Collected data
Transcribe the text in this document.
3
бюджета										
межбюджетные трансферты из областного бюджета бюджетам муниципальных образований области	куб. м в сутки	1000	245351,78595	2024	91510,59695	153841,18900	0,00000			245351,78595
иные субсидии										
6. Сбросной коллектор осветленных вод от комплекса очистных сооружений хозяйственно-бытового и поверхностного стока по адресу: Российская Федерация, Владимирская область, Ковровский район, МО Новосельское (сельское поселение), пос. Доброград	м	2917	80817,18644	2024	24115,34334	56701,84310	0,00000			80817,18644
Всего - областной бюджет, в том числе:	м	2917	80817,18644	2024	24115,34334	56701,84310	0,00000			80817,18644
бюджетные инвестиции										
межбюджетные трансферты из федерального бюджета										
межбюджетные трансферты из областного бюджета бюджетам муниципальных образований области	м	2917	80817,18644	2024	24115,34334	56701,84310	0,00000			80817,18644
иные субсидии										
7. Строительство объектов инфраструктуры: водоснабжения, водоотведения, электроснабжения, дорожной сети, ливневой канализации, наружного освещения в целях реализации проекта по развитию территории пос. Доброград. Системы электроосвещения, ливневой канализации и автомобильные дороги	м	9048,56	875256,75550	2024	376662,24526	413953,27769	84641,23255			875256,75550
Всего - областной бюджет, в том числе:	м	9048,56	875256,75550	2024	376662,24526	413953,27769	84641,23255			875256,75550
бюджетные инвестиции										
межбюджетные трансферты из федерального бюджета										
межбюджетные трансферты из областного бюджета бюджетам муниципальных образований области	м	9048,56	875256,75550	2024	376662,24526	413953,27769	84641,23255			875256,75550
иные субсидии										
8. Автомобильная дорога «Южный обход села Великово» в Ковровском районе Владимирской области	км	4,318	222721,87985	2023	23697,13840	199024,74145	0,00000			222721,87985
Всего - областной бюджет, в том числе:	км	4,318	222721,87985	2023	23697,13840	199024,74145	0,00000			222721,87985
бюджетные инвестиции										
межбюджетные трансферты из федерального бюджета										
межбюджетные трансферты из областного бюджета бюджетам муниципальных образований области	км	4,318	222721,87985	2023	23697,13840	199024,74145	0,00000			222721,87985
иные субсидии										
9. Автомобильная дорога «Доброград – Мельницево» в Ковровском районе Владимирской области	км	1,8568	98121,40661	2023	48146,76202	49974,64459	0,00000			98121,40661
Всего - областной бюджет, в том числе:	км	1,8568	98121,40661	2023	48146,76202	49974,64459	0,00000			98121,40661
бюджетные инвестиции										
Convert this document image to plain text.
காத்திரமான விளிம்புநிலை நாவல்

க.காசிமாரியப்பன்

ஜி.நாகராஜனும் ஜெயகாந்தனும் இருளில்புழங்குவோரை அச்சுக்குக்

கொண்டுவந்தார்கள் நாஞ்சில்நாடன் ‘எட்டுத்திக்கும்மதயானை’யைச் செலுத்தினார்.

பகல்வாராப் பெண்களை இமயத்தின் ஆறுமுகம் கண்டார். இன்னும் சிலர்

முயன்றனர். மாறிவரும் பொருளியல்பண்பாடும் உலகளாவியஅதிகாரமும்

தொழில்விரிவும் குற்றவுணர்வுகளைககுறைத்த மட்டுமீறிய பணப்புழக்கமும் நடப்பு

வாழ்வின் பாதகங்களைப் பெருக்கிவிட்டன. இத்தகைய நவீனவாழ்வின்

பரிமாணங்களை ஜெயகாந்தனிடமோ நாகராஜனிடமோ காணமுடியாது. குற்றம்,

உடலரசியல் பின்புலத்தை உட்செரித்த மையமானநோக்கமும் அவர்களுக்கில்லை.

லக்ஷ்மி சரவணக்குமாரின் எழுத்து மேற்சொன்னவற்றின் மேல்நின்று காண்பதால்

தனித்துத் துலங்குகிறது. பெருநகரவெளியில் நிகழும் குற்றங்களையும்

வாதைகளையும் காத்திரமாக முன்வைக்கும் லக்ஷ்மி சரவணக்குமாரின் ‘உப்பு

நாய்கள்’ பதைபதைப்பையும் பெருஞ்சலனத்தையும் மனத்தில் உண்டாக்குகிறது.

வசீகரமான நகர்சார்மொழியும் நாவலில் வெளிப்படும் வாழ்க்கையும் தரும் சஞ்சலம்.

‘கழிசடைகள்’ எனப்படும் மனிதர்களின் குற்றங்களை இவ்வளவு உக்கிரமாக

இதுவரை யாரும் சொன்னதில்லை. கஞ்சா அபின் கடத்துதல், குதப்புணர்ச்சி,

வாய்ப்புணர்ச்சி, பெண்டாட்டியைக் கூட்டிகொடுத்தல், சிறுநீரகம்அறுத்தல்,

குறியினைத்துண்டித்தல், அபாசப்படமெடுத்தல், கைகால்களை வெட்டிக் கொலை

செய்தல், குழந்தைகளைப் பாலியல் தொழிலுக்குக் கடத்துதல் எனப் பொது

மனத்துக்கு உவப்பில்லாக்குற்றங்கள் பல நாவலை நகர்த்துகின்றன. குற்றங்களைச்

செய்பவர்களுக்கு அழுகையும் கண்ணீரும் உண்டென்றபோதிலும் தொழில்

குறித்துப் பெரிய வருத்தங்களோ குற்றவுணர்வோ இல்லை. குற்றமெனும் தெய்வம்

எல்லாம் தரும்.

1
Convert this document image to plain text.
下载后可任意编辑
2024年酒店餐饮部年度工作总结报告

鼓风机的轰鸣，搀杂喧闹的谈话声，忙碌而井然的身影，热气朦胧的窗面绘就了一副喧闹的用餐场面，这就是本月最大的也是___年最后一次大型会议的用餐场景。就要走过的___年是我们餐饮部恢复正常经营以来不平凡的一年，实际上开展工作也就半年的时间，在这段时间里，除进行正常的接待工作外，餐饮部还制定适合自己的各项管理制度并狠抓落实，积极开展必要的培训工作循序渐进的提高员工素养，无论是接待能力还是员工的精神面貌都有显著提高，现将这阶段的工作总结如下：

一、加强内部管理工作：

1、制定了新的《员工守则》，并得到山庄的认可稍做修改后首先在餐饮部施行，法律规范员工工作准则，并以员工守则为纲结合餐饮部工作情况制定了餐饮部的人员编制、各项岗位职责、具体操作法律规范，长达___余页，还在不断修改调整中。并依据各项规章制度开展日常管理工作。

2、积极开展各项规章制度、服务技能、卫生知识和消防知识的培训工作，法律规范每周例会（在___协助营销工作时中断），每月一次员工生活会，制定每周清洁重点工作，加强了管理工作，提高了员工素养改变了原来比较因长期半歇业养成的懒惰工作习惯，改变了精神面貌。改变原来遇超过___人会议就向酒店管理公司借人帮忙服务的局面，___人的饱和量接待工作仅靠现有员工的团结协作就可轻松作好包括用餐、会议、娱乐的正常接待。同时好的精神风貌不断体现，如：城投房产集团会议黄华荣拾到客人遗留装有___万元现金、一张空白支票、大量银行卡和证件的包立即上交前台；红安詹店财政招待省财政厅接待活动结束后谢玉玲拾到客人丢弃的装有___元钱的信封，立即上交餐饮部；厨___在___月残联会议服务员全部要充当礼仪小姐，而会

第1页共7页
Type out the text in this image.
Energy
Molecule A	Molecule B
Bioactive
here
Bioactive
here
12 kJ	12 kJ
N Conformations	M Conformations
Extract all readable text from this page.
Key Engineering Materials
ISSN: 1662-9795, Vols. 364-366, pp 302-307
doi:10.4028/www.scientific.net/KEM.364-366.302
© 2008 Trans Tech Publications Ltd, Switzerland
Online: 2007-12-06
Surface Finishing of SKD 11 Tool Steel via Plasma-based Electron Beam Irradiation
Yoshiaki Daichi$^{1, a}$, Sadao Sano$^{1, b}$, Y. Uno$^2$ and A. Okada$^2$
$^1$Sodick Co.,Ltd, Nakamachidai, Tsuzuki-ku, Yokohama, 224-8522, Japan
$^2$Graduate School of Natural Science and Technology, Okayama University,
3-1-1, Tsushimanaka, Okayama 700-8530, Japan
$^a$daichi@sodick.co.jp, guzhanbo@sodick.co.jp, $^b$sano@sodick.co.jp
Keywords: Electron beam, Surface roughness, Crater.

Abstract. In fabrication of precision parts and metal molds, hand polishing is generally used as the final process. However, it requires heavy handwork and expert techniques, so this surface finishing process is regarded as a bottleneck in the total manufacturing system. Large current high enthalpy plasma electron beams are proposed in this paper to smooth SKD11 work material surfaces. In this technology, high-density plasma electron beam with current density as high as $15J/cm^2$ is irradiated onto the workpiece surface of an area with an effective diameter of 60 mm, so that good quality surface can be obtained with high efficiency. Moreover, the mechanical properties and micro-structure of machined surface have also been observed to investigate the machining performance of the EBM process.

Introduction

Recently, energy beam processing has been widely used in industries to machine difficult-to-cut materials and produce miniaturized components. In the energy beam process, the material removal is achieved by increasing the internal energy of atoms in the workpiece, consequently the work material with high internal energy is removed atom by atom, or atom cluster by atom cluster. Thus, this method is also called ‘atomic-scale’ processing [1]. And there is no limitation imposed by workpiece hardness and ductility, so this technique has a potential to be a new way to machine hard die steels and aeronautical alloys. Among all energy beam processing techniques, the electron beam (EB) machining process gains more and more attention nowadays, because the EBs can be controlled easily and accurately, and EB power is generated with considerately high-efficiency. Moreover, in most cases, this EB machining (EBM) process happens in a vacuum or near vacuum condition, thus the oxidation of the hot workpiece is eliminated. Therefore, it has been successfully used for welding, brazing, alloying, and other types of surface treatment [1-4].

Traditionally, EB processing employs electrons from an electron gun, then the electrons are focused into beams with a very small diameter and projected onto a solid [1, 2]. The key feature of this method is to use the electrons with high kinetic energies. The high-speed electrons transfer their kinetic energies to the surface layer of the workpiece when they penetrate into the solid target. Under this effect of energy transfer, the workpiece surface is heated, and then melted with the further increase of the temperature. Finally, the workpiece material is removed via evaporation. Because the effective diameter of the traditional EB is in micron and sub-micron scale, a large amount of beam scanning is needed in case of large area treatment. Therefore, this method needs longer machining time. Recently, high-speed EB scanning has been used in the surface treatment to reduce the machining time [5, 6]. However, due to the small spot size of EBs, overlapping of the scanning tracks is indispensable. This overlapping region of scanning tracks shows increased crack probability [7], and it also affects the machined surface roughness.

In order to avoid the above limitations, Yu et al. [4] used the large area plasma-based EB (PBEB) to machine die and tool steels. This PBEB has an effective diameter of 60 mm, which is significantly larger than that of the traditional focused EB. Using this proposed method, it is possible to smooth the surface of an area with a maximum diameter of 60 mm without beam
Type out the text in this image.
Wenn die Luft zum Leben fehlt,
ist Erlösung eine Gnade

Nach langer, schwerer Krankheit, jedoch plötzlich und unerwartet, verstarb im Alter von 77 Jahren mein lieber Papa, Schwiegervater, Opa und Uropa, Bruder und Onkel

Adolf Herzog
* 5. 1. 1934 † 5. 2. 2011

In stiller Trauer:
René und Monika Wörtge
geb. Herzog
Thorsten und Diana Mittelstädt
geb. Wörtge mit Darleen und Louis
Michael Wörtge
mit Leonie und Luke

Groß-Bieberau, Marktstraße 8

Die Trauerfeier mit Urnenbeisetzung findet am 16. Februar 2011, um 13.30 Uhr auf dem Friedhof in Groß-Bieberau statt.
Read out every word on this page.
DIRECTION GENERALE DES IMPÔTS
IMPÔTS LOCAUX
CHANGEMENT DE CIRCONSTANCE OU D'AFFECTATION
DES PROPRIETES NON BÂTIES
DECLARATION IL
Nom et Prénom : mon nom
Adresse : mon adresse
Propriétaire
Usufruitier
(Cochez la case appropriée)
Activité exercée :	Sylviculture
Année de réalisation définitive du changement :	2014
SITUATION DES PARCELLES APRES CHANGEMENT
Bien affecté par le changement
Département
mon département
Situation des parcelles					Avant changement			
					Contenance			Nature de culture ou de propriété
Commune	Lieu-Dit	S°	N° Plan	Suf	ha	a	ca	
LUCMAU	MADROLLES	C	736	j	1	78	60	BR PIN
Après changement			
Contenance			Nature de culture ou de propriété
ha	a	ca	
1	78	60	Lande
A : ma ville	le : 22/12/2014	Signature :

What to work on: Tally how many lines in the material above hold the word "Groß". Write only that number.

The output: 2